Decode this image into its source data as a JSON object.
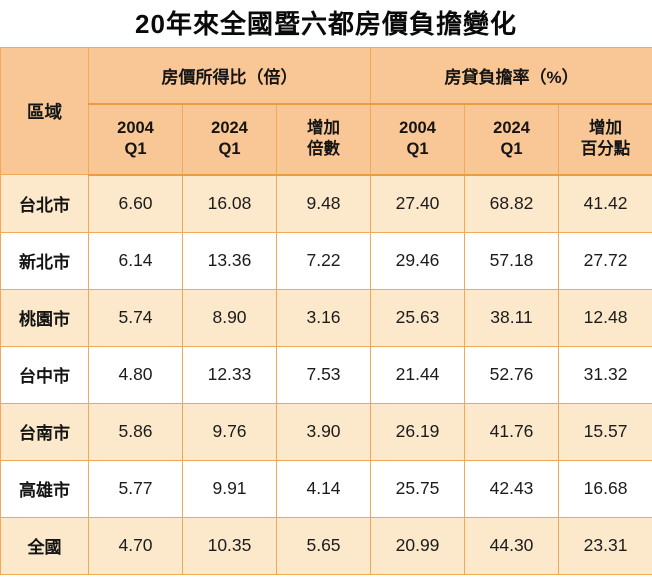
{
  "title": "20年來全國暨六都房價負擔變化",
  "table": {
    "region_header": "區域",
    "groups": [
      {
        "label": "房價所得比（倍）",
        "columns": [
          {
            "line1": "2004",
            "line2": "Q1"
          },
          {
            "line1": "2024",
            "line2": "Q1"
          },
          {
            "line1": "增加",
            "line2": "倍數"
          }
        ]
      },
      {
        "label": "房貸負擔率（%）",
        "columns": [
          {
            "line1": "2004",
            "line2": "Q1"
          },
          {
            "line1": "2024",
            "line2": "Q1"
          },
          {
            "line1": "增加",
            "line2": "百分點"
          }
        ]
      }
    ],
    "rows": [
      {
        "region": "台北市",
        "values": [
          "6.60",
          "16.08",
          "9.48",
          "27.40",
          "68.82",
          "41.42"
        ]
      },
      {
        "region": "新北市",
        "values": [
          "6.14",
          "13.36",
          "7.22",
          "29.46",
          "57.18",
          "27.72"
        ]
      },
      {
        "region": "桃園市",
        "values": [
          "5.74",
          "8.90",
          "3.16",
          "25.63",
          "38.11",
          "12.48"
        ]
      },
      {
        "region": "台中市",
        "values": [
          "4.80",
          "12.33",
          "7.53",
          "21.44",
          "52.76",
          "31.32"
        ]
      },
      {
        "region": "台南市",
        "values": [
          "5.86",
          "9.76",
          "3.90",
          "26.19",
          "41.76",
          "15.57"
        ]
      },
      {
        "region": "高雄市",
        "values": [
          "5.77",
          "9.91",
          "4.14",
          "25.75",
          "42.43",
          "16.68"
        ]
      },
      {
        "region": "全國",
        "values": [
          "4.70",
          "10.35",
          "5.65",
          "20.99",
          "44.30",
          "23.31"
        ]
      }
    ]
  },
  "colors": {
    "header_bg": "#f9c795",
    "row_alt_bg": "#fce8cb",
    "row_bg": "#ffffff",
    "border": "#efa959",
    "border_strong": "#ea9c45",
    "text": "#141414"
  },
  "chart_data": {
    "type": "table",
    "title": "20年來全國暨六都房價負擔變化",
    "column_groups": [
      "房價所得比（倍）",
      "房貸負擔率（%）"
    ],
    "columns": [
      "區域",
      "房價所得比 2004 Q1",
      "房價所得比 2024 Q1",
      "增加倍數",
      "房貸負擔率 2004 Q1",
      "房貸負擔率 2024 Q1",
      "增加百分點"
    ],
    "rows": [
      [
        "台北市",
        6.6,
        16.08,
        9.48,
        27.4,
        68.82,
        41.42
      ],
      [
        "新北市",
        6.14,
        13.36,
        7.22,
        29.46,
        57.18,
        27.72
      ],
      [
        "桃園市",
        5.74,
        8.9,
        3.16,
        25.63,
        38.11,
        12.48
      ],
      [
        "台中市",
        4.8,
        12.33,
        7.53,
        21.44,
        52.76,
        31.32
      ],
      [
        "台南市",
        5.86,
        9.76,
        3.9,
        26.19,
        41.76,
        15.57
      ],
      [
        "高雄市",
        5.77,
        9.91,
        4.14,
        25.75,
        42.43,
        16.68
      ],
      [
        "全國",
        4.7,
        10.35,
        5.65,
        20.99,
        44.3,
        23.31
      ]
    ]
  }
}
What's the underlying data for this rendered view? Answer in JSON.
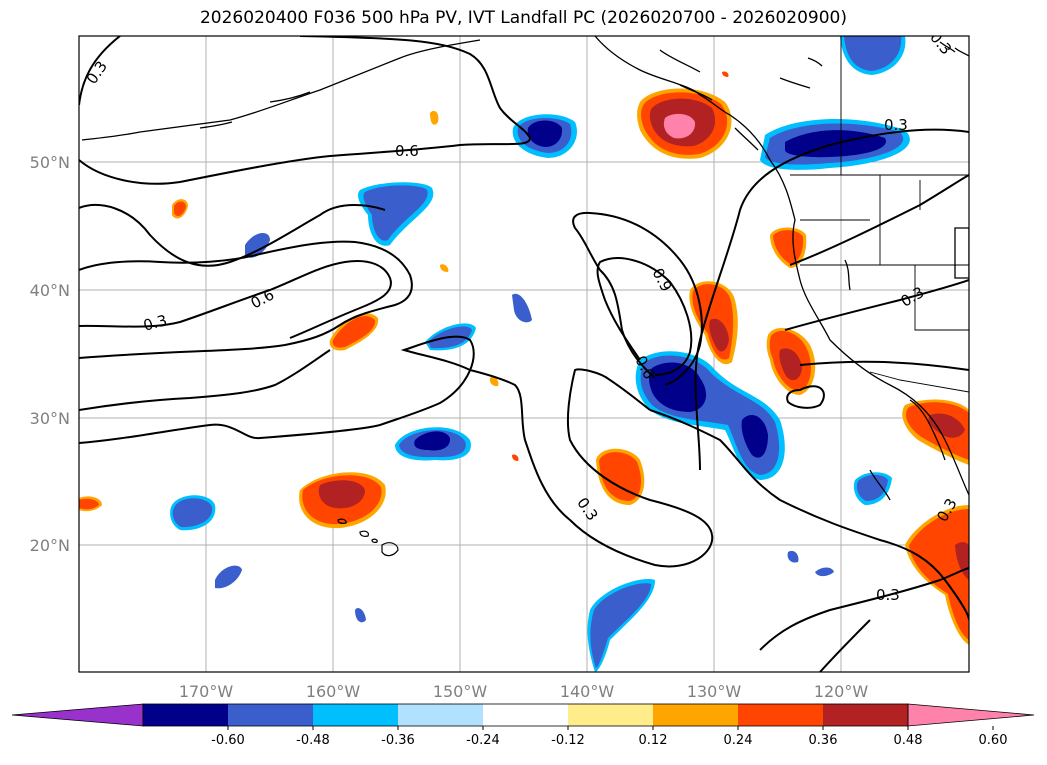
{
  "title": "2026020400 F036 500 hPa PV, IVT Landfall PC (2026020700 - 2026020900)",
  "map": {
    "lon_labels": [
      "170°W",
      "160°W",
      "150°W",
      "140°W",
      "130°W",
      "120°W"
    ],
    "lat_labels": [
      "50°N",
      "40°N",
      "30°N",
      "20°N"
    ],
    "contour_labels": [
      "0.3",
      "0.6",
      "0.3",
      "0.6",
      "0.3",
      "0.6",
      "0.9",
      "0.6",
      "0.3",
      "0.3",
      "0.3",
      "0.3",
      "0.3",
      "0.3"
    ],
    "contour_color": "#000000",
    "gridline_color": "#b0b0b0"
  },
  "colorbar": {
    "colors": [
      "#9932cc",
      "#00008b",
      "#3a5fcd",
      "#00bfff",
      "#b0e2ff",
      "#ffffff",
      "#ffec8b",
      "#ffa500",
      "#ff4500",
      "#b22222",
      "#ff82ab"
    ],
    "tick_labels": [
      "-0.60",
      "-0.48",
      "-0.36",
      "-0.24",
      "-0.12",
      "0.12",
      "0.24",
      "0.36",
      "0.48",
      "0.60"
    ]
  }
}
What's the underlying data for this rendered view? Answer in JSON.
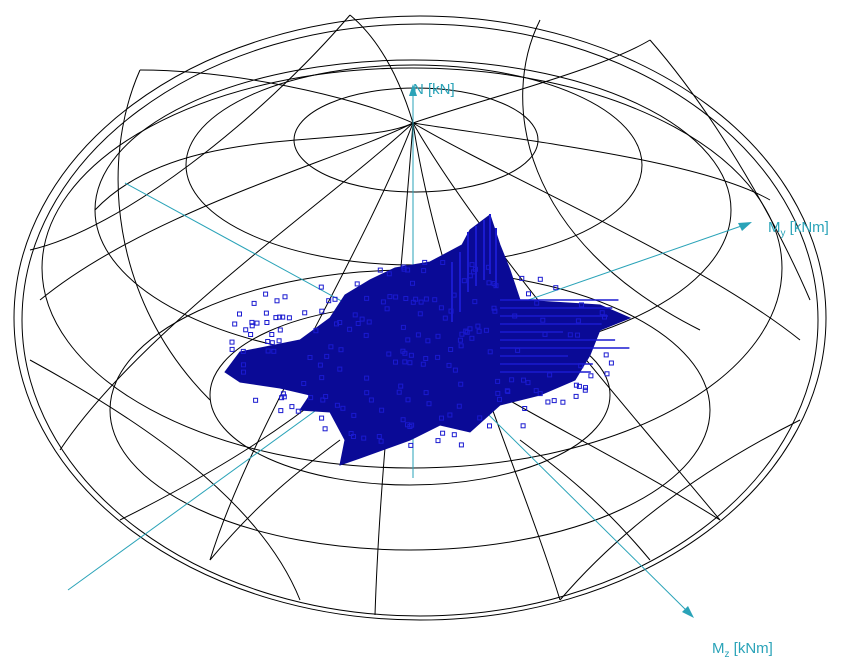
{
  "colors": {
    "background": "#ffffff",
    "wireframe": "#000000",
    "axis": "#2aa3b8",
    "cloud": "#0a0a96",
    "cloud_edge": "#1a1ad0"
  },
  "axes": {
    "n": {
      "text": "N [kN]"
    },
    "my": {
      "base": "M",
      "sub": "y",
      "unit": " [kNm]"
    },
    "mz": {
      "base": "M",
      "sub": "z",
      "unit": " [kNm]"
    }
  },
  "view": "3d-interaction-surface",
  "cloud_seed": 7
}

__Stated task__
Repeat the entries exactly and keep the pictures out of the copy.

__Reply__
Decode this image into its source data as a JSON object.
{
  "title": "20年來全國暨六都房價負擔變化",
  "table": {
    "region_header": "區域",
    "groups": [
      {
        "label": "房價所得比（倍）",
        "columns": [
          {
            "line1": "2004",
            "line2": "Q1"
          },
          {
            "line1": "2024",
            "line2": "Q1"
          },
          {
            "line1": "增加",
            "line2": "倍數"
          }
        ]
      },
      {
        "label": "房貸負擔率（%）",
        "columns": [
          {
            "line1": "2004",
            "line2": "Q1"
          },
          {
            "line1": "2024",
            "line2": "Q1"
          },
          {
            "line1": "增加",
            "line2": "百分點"
          }
        ]
      }
    ],
    "rows": [
      {
        "region": "台北市",
        "values": [
          "6.60",
          "16.08",
          "9.48",
          "27.40",
          "68.82",
          "41.42"
        ]
      },
      {
        "region": "新北市",
        "values": [
          "6.14",
          "13.36",
          "7.22",
          "29.46",
          "57.18",
          "27.72"
        ]
      },
      {
        "region": "桃園市",
        "values": [
          "5.74",
          "8.90",
          "3.16",
          "25.63",
          "38.11",
          "12.48"
        ]
      },
      {
        "region": "台中市",
        "values": [
          "4.80",
          "12.33",
          "7.53",
          "21.44",
          "52.76",
          "31.32"
        ]
      },
      {
        "region": "台南市",
        "values": [
          "5.86",
          "9.76",
          "3.90",
          "26.19",
          "41.76",
          "15.57"
        ]
      },
      {
        "region": "高雄市",
        "values": [
          "5.77",
          "9.91",
          "4.14",
          "25.75",
          "42.43",
          "16.68"
        ]
      },
      {
        "region": "全國",
        "values": [
          "4.70",
          "10.35",
          "5.65",
          "20.99",
          "44.30",
          "23.31"
        ]
      }
    ]
  },
  "colors": {
    "header_bg": "#f9c795",
    "row_alt_bg": "#fce8cb",
    "row_bg": "#ffffff",
    "border": "#efa959",
    "border_strong": "#ea9c45",
    "text": "#141414"
  },
  "chart_data": {
    "type": "table",
    "title": "20年來全國暨六都房價負擔變化",
    "column_groups": [
      "房價所得比（倍）",
      "房貸負擔率（%）"
    ],
    "columns": [
      "區域",
      "房價所得比 2004 Q1",
      "房價所得比 2024 Q1",
      "增加倍數",
      "房貸負擔率 2004 Q1",
      "房貸負擔率 2024 Q1",
      "增加百分點"
    ],
    "rows": [
      [
        "台北市",
        6.6,
        16.08,
        9.48,
        27.4,
        68.82,
        41.42
      ],
      [
        "新北市",
        6.14,
        13.36,
        7.22,
        29.46,
        57.18,
        27.72
      ],
      [
        "桃園市",
        5.74,
        8.9,
        3.16,
        25.63,
        38.11,
        12.48
      ],
      [
        "台中市",
        4.8,
        12.33,
        7.53,
        21.44,
        52.76,
        31.32
      ],
      [
        "台南市",
        5.86,
        9.76,
        3.9,
        26.19,
        41.76,
        15.57
      ],
      [
        "高雄市",
        5.77,
        9.91,
        4.14,
        25.75,
        42.43,
        16.68
      ],
      [
        "全國",
        4.7,
        10.35,
        5.65,
        20.99,
        44.3,
        23.31
      ]
    ]
  }
}
What's the underlying data for this rendered view? Answer in JSON.
{
  "title": "2026020400 F036 500 hPa PV, IVT Landfall PC (2026020700 - 2026020900)",
  "map": {
    "lon_labels": [
      "170°W",
      "160°W",
      "150°W",
      "140°W",
      "130°W",
      "120°W"
    ],
    "lat_labels": [
      "50°N",
      "40°N",
      "30°N",
      "20°N"
    ],
    "contour_labels": [
      "0.3",
      "0.6",
      "0.3",
      "0.6",
      "0.3",
      "0.6",
      "0.9",
      "0.6",
      "0.3",
      "0.3",
      "0.3",
      "0.3",
      "0.3",
      "0.3"
    ],
    "contour_color": "#000000",
    "gridline_color": "#b0b0b0"
  },
  "colorbar": {
    "colors": [
      "#9932cc",
      "#00008b",
      "#3a5fcd",
      "#00bfff",
      "#b0e2ff",
      "#ffffff",
      "#ffec8b",
      "#ffa500",
      "#ff4500",
      "#b22222",
      "#ff82ab"
    ],
    "tick_labels": [
      "-0.60",
      "-0.48",
      "-0.36",
      "-0.24",
      "-0.12",
      "0.12",
      "0.24",
      "0.36",
      "0.48",
      "0.60"
    ]
  }
}
What's the underlying data for this rendered view? Answer in JSON.
{
  "colors": {
    "background": "#ffffff",
    "wireframe": "#000000",
    "axis": "#2aa3b8",
    "cloud": "#0a0a96",
    "cloud_edge": "#1a1ad0"
  },
  "axes": {
    "n": {
      "text": "N [kN]"
    },
    "my": {
      "base": "M",
      "sub": "y",
      "unit": " [kNm]"
    },
    "mz": {
      "base": "M",
      "sub": "z",
      "unit": " [kNm]"
    }
  },
  "view": "3d-interaction-surface",
  "cloud_seed": 7
}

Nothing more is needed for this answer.